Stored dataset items
************

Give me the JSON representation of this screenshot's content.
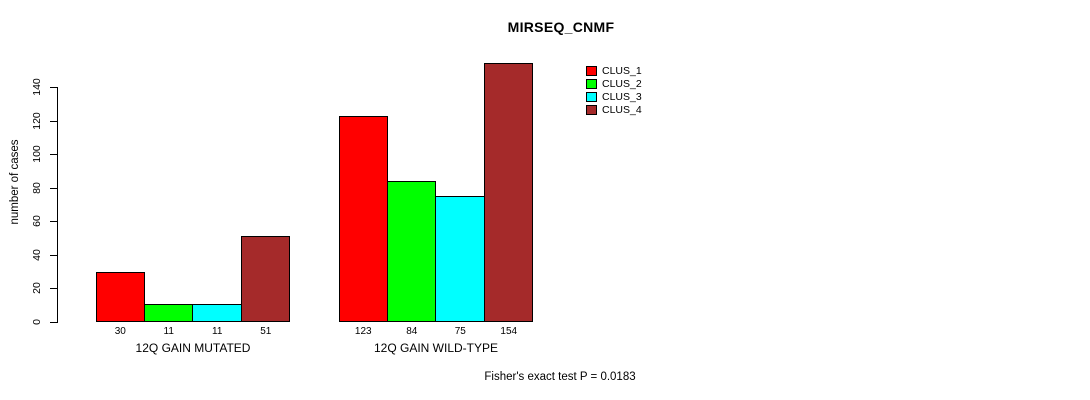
{
  "title": "MIRSEQ_CNMF",
  "footer": "Fisher's exact test P = 0.0183",
  "y_axis": {
    "label": "number of cases",
    "ticks": [
      0,
      20,
      40,
      60,
      80,
      100,
      120,
      140
    ]
  },
  "legend": {
    "entries": [
      {
        "label": "CLUS_1",
        "color": "#ff0000"
      },
      {
        "label": "CLUS_2",
        "color": "#00ff00"
      },
      {
        "label": "CLUS_3",
        "color": "#00ffff"
      },
      {
        "label": "CLUS_4",
        "color": "#a52a2a"
      }
    ]
  },
  "chart_data": {
    "type": "bar",
    "title": "MIRSEQ_CNMF",
    "categories": [
      "12Q GAIN MUTATED",
      "12Q GAIN WILD-TYPE"
    ],
    "series": [
      {
        "name": "CLUS_1",
        "color": "#ff0000",
        "values": [
          30,
          123
        ]
      },
      {
        "name": "CLUS_2",
        "color": "#00ff00",
        "values": [
          11,
          84
        ]
      },
      {
        "name": "CLUS_3",
        "color": "#00ffff",
        "values": [
          11,
          75
        ]
      },
      {
        "name": "CLUS_4",
        "color": "#a52a2a",
        "values": [
          51,
          154
        ]
      }
    ],
    "bar_value_labels": [
      [
        30,
        11,
        11,
        51
      ],
      [
        123,
        84,
        75,
        154
      ]
    ],
    "xlabel": "",
    "ylabel": "number of cases",
    "ylim": [
      0,
      158
    ],
    "yticks": [
      0,
      20,
      40,
      60,
      80,
      100,
      120,
      140
    ],
    "grid": false,
    "bar_border_color": "#000000",
    "legend_position": "top-right",
    "annotation": "Fisher's exact test P = 0.0183"
  }
}
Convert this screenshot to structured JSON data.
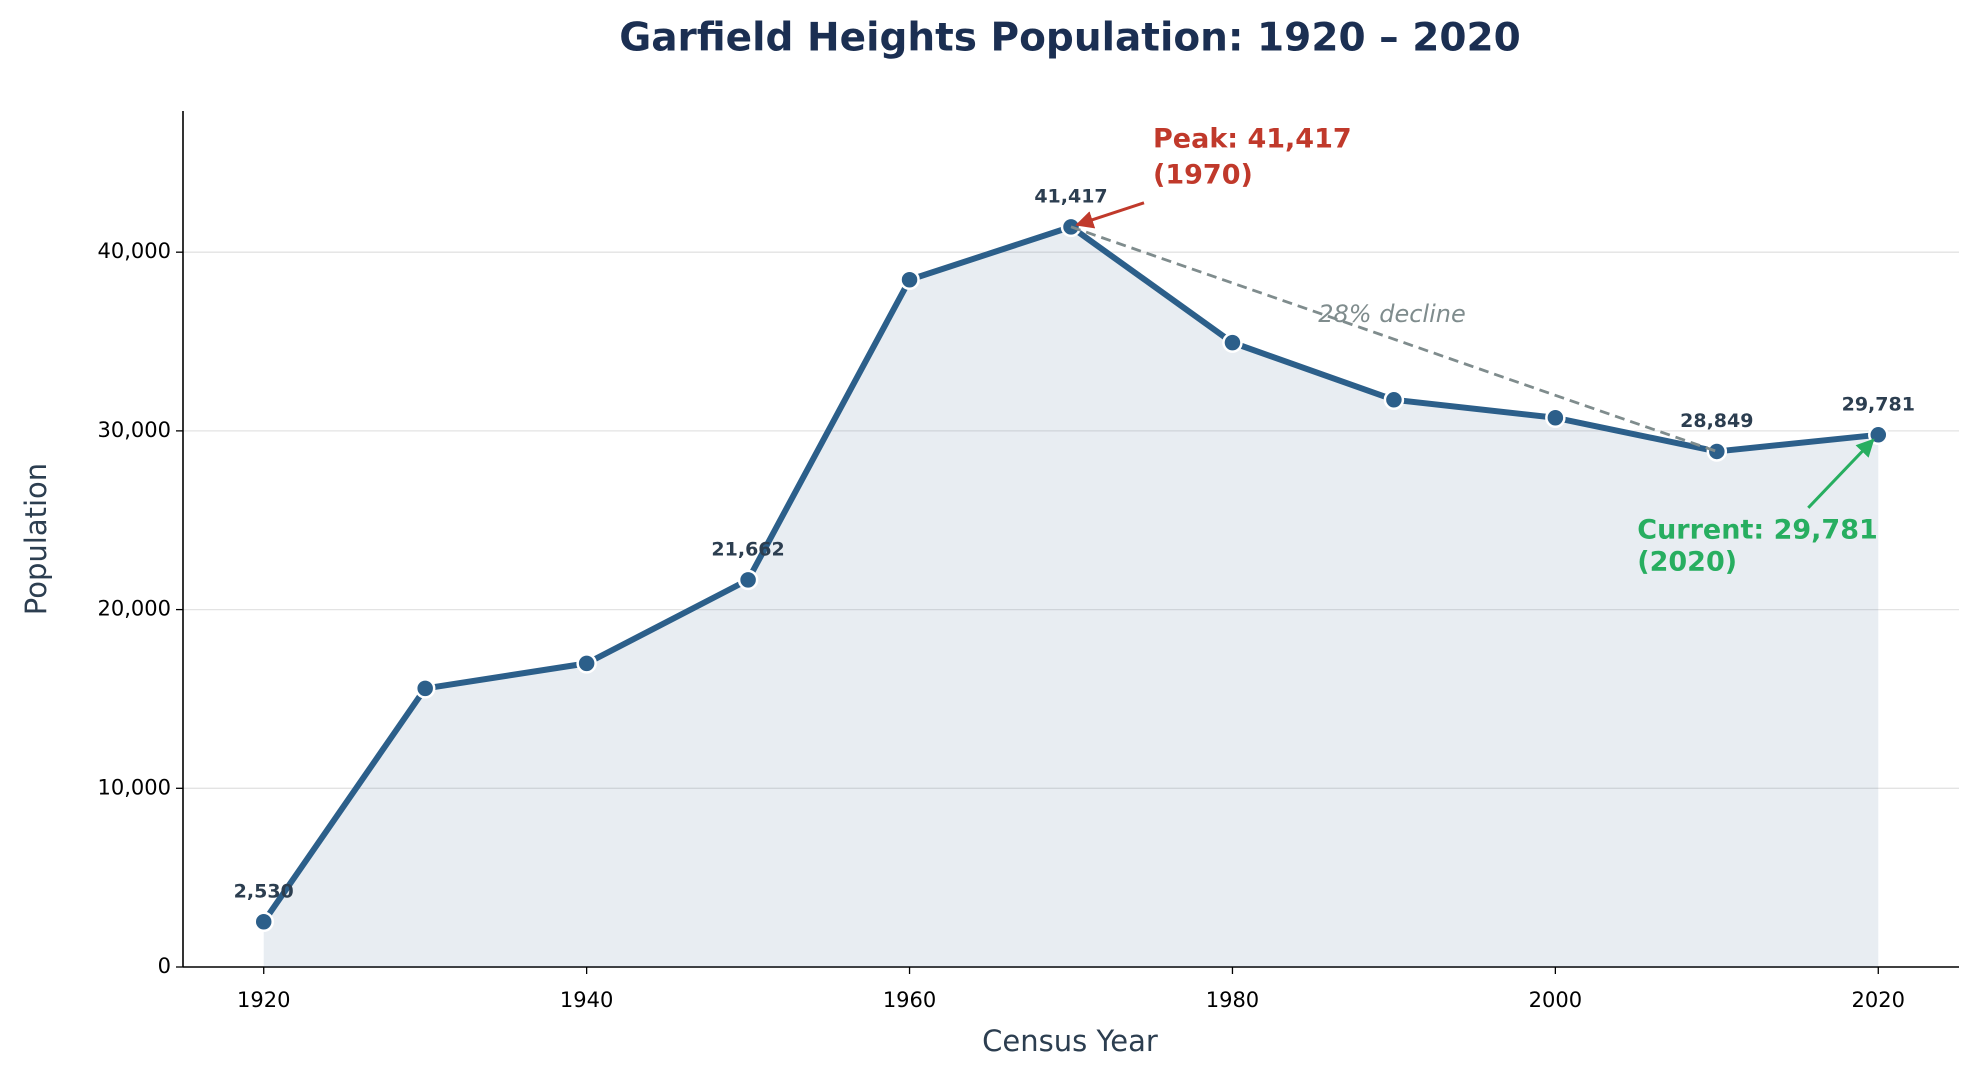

************

● Short task
Leave out the pictures and give the listing above again exactly.

● Exercise answer
Give me the JSON representation of this screenshot's content.
{
  "title": "MIRSEQ_CNMF",
  "footer": "Fisher's exact test P = 0.0183",
  "y_axis": {
    "label": "number of cases",
    "ticks": [
      0,
      20,
      40,
      60,
      80,
      100,
      120,
      140
    ]
  },
  "legend": {
    "entries": [
      {
        "label": "CLUS_1",
        "color": "#ff0000"
      },
      {
        "label": "CLUS_2",
        "color": "#00ff00"
      },
      {
        "label": "CLUS_3",
        "color": "#00ffff"
      },
      {
        "label": "CLUS_4",
        "color": "#a52a2a"
      }
    ]
  },
  "chart_data": {
    "type": "bar",
    "title": "MIRSEQ_CNMF",
    "categories": [
      "12Q GAIN MUTATED",
      "12Q GAIN WILD-TYPE"
    ],
    "series": [
      {
        "name": "CLUS_1",
        "color": "#ff0000",
        "values": [
          30,
          123
        ]
      },
      {
        "name": "CLUS_2",
        "color": "#00ff00",
        "values": [
          11,
          84
        ]
      },
      {
        "name": "CLUS_3",
        "color": "#00ffff",
        "values": [
          11,
          75
        ]
      },
      {
        "name": "CLUS_4",
        "color": "#a52a2a",
        "values": [
          51,
          154
        ]
      }
    ],
    "bar_value_labels": [
      [
        30,
        11,
        11,
        51
      ],
      [
        123,
        84,
        75,
        154
      ]
    ],
    "xlabel": "",
    "ylabel": "number of cases",
    "ylim": [
      0,
      158
    ],
    "yticks": [
      0,
      20,
      40,
      60,
      80,
      100,
      120,
      140
    ],
    "grid": false,
    "bar_border_color": "#000000",
    "legend_position": "top-right",
    "annotation": "Fisher's exact test P = 0.0183"
  }
}
Convert this screenshot to structured JSON data.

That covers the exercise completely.